[BEGIN Given information]

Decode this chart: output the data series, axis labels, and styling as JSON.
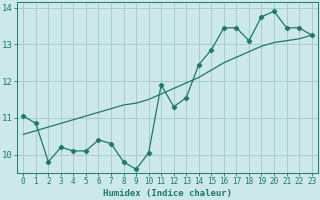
{
  "xlabel": "Humidex (Indice chaleur)",
  "bg_color": "#cce8e8",
  "line_color": "#1a7a6e",
  "grid_color": "#a8cccc",
  "xlim": [
    -0.5,
    23.5
  ],
  "ylim": [
    9.5,
    14.15
  ],
  "yticks": [
    10,
    11,
    12,
    13,
    14
  ],
  "xticks": [
    0,
    1,
    2,
    3,
    4,
    5,
    6,
    7,
    8,
    9,
    10,
    11,
    12,
    13,
    14,
    15,
    16,
    17,
    18,
    19,
    20,
    21,
    22,
    23
  ],
  "zigzag_x": [
    0,
    1,
    2,
    3,
    4,
    5,
    6,
    7,
    8,
    9,
    10,
    11,
    12,
    13,
    14,
    15,
    16,
    17,
    18,
    19,
    20,
    21,
    22,
    23
  ],
  "zigzag_y": [
    11.05,
    10.85,
    9.8,
    10.2,
    10.1,
    10.1,
    10.4,
    10.3,
    9.8,
    9.6,
    10.05,
    11.9,
    11.3,
    11.55,
    12.45,
    12.85,
    13.45,
    13.45,
    13.1,
    13.75,
    13.9,
    13.45,
    13.45,
    13.25
  ],
  "trend_x": [
    0,
    1,
    2,
    3,
    4,
    5,
    6,
    7,
    8,
    9,
    10,
    11,
    12,
    13,
    14,
    15,
    16,
    17,
    18,
    19,
    20,
    21,
    22,
    23
  ],
  "trend_y": [
    10.55,
    10.65,
    10.75,
    10.85,
    10.95,
    11.05,
    11.15,
    11.25,
    11.35,
    11.4,
    11.5,
    11.65,
    11.8,
    11.95,
    12.1,
    12.3,
    12.5,
    12.65,
    12.8,
    12.95,
    13.05,
    13.1,
    13.15,
    13.25
  ]
}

[END Given information]

Task brief: Without the images, write out each line of the data verbatim.

Exercise result:
Decode this chart: output the data series, axis labels, and styling as JSON.
{
  "xlabel": "Humidex (Indice chaleur)",
  "bg_color": "#cce8e8",
  "line_color": "#1a7a6e",
  "grid_color": "#a8cccc",
  "xlim": [
    -0.5,
    23.5
  ],
  "ylim": [
    9.5,
    14.15
  ],
  "yticks": [
    10,
    11,
    12,
    13,
    14
  ],
  "xticks": [
    0,
    1,
    2,
    3,
    4,
    5,
    6,
    7,
    8,
    9,
    10,
    11,
    12,
    13,
    14,
    15,
    16,
    17,
    18,
    19,
    20,
    21,
    22,
    23
  ],
  "zigzag_x": [
    0,
    1,
    2,
    3,
    4,
    5,
    6,
    7,
    8,
    9,
    10,
    11,
    12,
    13,
    14,
    15,
    16,
    17,
    18,
    19,
    20,
    21,
    22,
    23
  ],
  "zigzag_y": [
    11.05,
    10.85,
    9.8,
    10.2,
    10.1,
    10.1,
    10.4,
    10.3,
    9.8,
    9.6,
    10.05,
    11.9,
    11.3,
    11.55,
    12.45,
    12.85,
    13.45,
    13.45,
    13.1,
    13.75,
    13.9,
    13.45,
    13.45,
    13.25
  ],
  "trend_x": [
    0,
    1,
    2,
    3,
    4,
    5,
    6,
    7,
    8,
    9,
    10,
    11,
    12,
    13,
    14,
    15,
    16,
    17,
    18,
    19,
    20,
    21,
    22,
    23
  ],
  "trend_y": [
    10.55,
    10.65,
    10.75,
    10.85,
    10.95,
    11.05,
    11.15,
    11.25,
    11.35,
    11.4,
    11.5,
    11.65,
    11.8,
    11.95,
    12.1,
    12.3,
    12.5,
    12.65,
    12.8,
    12.95,
    13.05,
    13.1,
    13.15,
    13.25
  ]
}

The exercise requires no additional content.